The complete listing should be restated exactly.

## Begin Data to use

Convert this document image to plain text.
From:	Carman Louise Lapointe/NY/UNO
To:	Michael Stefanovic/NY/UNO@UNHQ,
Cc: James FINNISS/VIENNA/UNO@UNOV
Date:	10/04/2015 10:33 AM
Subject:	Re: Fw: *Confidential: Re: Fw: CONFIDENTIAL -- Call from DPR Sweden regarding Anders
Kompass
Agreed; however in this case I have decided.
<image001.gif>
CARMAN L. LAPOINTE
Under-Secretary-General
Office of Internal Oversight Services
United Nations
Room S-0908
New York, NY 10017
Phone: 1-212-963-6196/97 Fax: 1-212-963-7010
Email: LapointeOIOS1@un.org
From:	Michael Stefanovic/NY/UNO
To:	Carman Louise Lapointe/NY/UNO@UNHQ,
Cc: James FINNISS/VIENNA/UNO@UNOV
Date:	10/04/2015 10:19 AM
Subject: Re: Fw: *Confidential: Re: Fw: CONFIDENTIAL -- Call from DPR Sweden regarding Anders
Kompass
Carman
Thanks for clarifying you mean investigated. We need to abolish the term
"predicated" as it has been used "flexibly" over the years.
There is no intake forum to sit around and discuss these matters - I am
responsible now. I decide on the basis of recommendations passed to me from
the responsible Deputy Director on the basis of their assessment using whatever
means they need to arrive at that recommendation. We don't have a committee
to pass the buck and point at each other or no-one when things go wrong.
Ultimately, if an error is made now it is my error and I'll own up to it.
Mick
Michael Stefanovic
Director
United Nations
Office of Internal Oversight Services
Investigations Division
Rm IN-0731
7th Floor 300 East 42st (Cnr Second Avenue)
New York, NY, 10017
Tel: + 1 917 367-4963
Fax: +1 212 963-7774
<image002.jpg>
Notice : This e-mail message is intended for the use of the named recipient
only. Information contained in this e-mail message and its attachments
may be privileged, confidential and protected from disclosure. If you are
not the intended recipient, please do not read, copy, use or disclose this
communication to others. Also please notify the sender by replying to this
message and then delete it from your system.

## End Data to use

> **Result below**
Convert this document image to plain text.
From:	Carman Louise Lapointe/NY/UNO
To:	Michael Stefanovic/NY/UNO@UNHQ,
Cc: James FINNISS/VIENNA/UNO@UNOV
Date:	10/04/2015 10:33 AM
Subject:	Re: Fw: *Confidential: Re: Fw: CONFIDENTIAL -- Call from DPR Sweden regarding Anders
Kompass
Agreed; however in this case I have decided.
<image001.gif>
CARMAN L. LAPOINTE
Under-Secretary-General
Office of Internal Oversight Services
United Nations
Room S-0908
New York, NY 10017
Phone: 1-212-963-6196/97 Fax: 1-212-963-7010
Email: LapointeOIOS1@un.org
From:	Michael Stefanovic/NY/UNO
To:	Carman Louise Lapointe/NY/UNO@UNHQ,
Cc: James FINNISS/VIENNA/UNO@UNOV
Date:	10/04/2015 10:19 AM
Subject: Re: Fw: *Confidential: Re: Fw: CONFIDENTIAL -- Call from DPR Sweden regarding Anders
Kompass
Carman
Thanks for clarifying you mean investigated. We need to abolish the term
"predicated" as it has been used "flexibly" over the years.
There is no intake forum to sit around and discuss these matters - I am
responsible now. I decide on the basis of recommendations passed to me from
the responsible Deputy Director on the basis of their assessment using whatever
means they need to arrive at that recommendation. We don't have a committee
to pass the buck and point at each other or no-one when things go wrong.
Ultimately, if an error is made now it is my error and I'll own up to it.
Mick
Michael Stefanovic
Director
United Nations
Office of Internal Oversight Services
Investigations Division
Rm IN-0731
7th Floor 300 East 42st (Cnr Second Avenue)
New York, NY, 10017
Tel: + 1 917 367-4963
Fax: +1 212 963-7774
<image002.jpg>
Notice : This e-mail message is intended for the use of the named recipient
only. Information contained in this e-mail message and its attachments
may be privileged, confidential and protected from disclosure. If you are
not the intended recipient, please do not read, copy, use or disclose this
communication to others. Also please notify the sender by replying to this
message and then delete it from your system.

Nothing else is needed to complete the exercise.